(Recorded data)
§ §

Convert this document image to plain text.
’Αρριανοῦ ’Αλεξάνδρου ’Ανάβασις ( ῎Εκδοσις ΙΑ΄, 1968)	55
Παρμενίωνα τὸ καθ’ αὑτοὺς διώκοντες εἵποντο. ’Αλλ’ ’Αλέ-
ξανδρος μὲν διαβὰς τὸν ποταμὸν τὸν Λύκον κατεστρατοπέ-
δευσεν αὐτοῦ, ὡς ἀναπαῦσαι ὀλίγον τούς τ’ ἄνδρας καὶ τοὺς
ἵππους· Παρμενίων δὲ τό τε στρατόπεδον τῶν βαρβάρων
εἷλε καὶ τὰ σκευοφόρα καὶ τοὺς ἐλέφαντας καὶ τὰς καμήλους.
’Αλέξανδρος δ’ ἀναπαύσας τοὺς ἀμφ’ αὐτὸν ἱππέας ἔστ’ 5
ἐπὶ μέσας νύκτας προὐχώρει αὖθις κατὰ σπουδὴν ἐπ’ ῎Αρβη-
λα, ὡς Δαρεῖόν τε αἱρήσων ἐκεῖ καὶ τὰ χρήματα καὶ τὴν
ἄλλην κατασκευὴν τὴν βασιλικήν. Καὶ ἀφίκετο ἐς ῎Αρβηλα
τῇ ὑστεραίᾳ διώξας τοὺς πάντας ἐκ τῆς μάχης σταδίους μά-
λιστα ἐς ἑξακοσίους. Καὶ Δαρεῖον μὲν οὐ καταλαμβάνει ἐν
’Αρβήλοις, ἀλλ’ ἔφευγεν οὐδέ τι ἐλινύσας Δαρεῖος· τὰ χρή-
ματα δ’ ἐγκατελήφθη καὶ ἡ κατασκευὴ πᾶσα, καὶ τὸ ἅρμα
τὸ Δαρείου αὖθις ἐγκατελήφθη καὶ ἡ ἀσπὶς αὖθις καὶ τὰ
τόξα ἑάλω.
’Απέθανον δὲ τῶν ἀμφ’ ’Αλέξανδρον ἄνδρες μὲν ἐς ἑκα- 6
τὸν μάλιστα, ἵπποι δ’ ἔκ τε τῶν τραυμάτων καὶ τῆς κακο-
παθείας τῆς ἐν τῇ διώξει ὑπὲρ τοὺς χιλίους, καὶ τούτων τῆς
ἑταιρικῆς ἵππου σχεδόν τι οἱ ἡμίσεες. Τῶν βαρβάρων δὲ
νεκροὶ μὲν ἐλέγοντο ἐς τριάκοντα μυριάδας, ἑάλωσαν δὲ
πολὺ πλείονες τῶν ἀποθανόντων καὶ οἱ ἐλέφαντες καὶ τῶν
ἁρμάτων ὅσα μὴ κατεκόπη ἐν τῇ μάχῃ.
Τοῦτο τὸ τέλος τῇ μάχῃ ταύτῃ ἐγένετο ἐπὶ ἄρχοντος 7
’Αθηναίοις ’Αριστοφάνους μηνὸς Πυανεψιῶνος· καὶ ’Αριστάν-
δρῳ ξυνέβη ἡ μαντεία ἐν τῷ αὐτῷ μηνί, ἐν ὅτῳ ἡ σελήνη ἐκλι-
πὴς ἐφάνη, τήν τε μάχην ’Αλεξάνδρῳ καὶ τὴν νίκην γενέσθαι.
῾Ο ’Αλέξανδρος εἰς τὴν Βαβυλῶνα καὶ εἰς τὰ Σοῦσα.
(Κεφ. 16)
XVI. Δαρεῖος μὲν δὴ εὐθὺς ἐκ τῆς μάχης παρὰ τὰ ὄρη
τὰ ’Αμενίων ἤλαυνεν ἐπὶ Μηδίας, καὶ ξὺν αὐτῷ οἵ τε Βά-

§ §

== Directions for this task ==
Only the number should be given: how many lines of the data contain the word "Δαρεῖος"?

== Answer to the task ==
2